» **What you will do**:
Collect the lines of the entries where "Actions" shows up.

-- begin Given records --

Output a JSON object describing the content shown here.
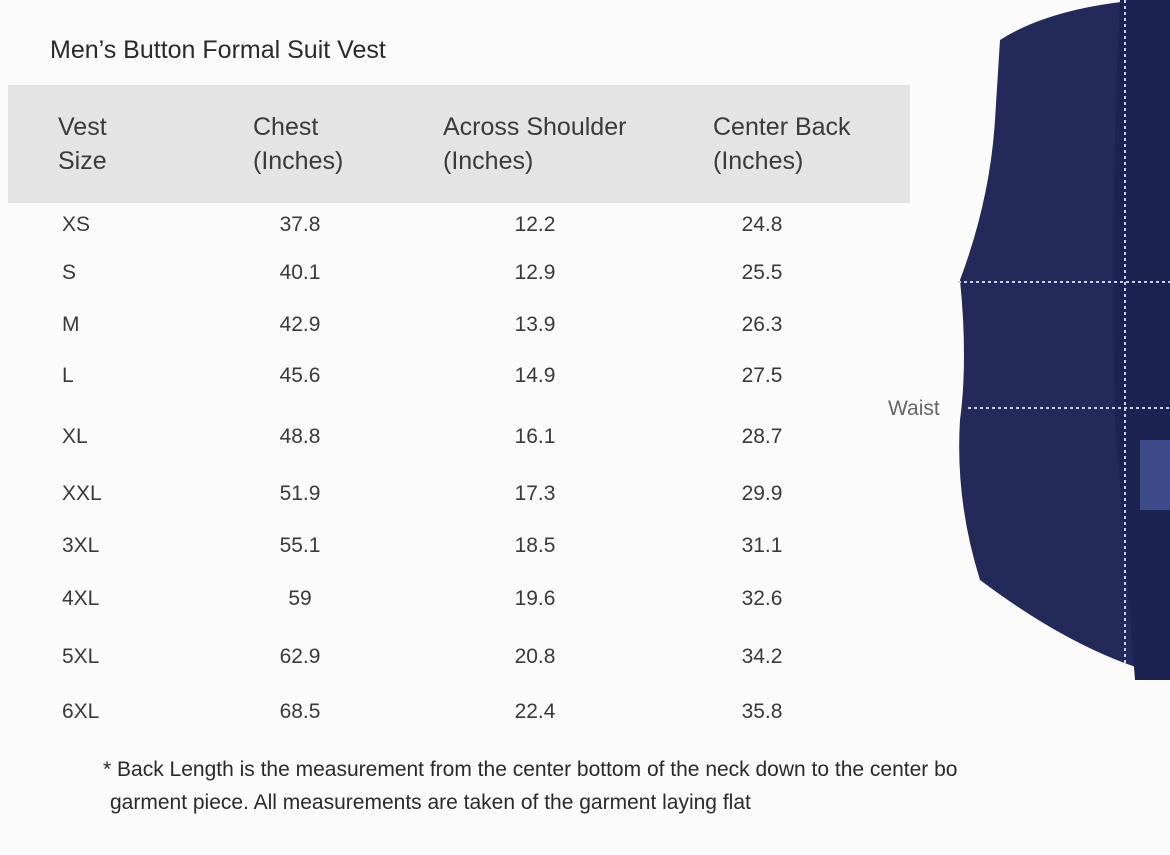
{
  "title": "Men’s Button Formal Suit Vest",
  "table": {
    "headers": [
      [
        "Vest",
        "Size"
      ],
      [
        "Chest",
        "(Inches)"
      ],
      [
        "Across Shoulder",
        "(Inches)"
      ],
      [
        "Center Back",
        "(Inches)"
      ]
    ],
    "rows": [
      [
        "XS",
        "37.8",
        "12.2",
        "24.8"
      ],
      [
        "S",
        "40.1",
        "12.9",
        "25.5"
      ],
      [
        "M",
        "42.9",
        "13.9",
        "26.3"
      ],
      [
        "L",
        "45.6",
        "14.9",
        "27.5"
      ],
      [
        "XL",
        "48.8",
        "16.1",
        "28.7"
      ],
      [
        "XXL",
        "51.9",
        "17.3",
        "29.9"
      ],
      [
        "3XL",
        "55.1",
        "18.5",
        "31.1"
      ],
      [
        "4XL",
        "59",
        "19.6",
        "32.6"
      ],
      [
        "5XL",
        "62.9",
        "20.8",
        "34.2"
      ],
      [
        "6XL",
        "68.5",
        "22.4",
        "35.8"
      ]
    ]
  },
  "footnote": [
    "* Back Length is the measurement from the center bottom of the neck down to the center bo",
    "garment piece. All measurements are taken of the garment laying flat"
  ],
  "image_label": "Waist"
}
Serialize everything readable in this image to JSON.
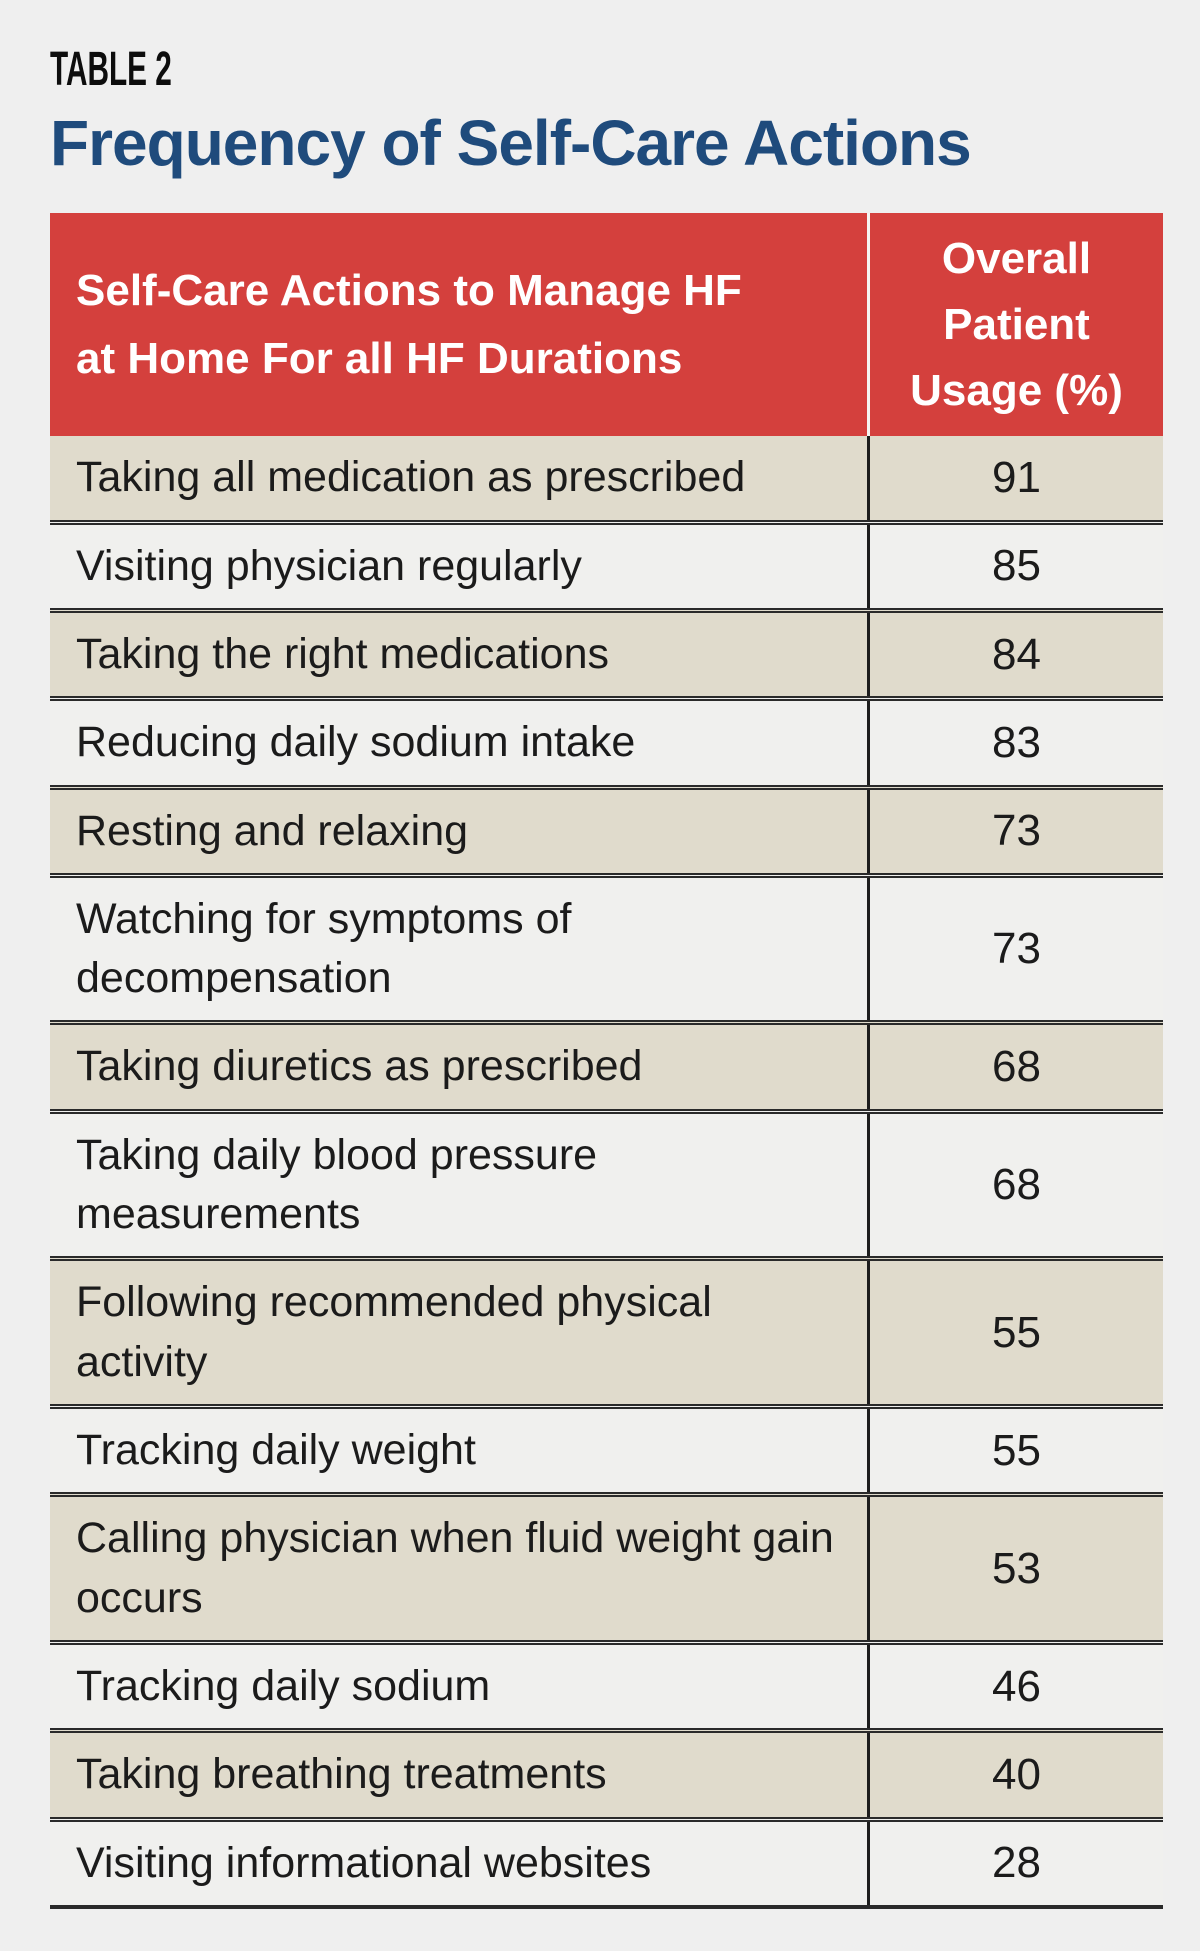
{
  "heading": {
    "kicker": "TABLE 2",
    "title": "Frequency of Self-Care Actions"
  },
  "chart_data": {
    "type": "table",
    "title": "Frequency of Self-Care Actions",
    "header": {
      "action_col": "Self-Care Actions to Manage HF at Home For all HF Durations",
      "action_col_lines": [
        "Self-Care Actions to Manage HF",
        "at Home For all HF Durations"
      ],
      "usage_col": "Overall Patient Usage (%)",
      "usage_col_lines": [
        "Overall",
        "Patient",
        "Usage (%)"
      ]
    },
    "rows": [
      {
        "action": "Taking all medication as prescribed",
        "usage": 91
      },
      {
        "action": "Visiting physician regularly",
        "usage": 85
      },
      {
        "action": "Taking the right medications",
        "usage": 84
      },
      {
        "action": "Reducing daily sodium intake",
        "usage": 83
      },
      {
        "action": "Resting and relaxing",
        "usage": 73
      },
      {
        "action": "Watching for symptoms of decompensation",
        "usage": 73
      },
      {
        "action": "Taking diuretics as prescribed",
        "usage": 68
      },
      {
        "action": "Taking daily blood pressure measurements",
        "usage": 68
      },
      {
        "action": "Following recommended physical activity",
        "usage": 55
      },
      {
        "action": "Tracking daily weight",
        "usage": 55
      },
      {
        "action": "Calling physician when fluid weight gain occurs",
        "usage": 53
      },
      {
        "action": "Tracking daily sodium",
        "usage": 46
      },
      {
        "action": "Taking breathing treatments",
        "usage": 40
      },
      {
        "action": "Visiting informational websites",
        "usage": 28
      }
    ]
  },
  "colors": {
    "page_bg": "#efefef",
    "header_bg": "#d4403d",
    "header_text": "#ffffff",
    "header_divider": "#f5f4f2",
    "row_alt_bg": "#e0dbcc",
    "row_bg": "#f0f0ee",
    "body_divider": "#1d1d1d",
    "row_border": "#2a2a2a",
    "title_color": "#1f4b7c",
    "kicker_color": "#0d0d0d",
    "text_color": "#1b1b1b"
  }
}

-- end Given records --
-- begin Given records --

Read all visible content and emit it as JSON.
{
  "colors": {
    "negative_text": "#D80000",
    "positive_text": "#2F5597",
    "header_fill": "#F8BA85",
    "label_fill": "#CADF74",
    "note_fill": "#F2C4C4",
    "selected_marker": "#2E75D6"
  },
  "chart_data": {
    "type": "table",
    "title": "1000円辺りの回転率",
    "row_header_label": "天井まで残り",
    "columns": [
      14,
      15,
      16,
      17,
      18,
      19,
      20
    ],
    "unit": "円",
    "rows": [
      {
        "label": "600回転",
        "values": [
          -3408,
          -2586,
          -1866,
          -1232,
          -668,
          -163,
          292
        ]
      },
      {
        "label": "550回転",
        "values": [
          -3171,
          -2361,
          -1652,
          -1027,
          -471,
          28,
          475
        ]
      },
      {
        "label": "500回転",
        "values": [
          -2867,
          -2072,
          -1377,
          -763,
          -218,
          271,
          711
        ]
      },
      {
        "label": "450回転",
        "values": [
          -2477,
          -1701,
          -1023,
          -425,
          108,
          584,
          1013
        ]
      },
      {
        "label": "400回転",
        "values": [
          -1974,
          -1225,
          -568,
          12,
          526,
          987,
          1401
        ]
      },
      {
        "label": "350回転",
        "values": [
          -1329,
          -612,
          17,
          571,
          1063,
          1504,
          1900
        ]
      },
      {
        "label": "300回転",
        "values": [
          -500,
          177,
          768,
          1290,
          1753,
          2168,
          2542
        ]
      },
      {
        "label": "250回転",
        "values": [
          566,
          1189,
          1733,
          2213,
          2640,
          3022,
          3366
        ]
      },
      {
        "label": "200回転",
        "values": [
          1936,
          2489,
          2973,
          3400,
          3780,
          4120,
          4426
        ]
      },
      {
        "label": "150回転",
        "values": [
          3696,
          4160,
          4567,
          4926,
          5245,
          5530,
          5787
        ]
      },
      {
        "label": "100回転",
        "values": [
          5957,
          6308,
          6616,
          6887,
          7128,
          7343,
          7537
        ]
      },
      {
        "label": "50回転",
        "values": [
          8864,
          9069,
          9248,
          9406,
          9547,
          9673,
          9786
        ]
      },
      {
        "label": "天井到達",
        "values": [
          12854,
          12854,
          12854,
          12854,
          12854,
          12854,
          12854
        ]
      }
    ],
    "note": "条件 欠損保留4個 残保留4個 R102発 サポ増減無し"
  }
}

-- end Given records --
-- begin Given records --

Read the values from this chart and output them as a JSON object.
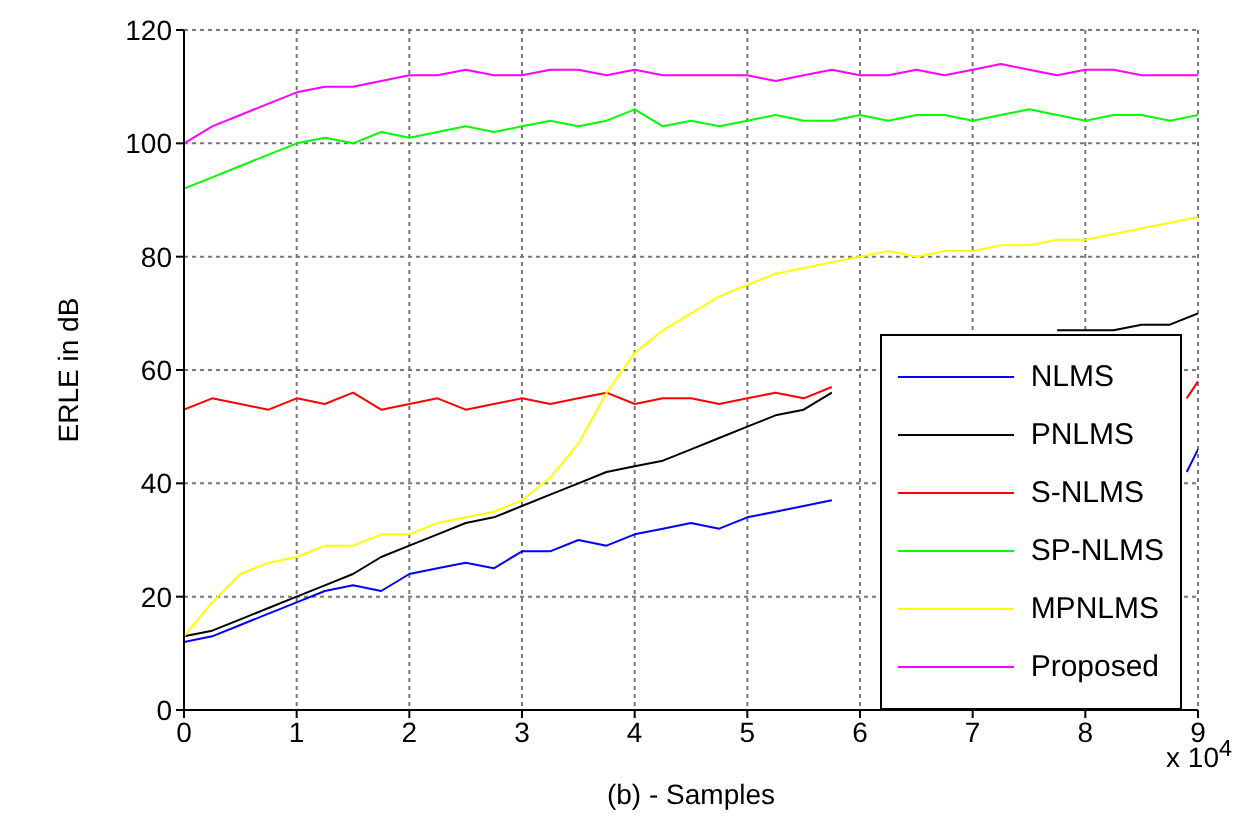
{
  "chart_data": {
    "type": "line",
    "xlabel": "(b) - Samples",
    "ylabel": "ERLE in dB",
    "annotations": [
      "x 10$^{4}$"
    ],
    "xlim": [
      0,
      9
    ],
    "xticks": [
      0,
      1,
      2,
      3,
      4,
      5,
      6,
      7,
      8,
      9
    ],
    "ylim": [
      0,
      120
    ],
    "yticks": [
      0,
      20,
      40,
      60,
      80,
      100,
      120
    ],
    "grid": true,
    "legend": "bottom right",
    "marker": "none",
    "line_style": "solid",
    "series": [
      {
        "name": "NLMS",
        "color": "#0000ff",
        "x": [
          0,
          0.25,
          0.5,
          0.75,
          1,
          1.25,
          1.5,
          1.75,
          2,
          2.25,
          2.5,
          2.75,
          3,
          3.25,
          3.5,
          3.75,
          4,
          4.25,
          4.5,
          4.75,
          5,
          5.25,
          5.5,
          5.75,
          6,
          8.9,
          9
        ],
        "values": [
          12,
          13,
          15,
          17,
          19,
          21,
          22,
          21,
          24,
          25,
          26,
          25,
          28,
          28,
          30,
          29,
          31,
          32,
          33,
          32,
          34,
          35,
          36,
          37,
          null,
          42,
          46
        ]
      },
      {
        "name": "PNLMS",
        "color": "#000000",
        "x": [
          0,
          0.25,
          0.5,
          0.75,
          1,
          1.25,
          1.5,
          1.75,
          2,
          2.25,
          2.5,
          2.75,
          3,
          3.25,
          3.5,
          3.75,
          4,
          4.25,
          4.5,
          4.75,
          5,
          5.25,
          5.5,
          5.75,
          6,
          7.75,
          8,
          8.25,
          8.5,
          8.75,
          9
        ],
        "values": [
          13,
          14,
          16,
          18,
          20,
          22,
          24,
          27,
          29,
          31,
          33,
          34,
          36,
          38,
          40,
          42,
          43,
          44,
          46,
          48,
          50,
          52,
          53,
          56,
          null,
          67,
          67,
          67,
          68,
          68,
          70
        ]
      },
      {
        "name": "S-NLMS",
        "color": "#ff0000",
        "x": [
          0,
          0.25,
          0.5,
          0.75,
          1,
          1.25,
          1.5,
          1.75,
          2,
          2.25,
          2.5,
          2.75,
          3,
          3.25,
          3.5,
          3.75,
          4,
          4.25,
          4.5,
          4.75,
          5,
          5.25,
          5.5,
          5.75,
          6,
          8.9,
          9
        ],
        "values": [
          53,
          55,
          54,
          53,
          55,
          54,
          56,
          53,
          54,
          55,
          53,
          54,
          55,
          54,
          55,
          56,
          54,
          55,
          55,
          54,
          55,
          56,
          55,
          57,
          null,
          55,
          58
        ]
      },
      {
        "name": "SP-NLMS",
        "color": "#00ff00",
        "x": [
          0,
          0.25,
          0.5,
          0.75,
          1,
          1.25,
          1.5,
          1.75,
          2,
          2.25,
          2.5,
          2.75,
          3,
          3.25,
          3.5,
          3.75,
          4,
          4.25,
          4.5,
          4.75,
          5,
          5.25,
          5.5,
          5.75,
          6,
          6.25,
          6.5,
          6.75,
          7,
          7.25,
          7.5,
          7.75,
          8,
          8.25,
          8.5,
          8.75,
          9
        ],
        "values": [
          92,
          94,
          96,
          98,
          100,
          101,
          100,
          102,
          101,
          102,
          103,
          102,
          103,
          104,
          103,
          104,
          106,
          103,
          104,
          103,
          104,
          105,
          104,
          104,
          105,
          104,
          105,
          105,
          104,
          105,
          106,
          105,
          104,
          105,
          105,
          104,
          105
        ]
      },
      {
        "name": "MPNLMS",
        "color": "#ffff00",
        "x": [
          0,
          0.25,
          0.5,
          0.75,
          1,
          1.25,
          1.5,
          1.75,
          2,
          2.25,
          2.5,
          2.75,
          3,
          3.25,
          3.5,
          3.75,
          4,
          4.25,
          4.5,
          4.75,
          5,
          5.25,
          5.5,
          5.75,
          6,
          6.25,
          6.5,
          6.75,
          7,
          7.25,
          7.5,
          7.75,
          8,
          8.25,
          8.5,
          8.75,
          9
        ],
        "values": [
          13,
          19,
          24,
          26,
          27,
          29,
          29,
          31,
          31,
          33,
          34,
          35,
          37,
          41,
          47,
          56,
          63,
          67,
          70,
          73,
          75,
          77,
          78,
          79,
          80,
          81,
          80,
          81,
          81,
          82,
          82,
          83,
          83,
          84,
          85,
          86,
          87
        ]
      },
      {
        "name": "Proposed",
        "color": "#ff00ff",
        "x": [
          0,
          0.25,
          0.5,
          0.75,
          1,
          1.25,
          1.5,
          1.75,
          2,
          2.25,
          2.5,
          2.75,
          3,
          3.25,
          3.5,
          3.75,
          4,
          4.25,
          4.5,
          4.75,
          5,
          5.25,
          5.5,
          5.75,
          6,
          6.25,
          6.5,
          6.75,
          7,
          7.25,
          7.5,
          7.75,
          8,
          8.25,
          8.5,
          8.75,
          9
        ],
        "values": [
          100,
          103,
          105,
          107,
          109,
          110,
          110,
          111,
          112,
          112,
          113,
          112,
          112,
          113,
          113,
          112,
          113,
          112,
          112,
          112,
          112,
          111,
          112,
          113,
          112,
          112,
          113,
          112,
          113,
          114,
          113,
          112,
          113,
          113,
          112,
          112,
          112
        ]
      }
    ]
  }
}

-- end Given records --

» **Result of the task**:
    "title": "Frequency of Self-Care Actions"
    "title": "Frequency of Self-Care Actions",
      "action_col": "Self-Care Actions to Manage HF at Home For all HF Durations",
        "Self-Care Actions to Manage HF",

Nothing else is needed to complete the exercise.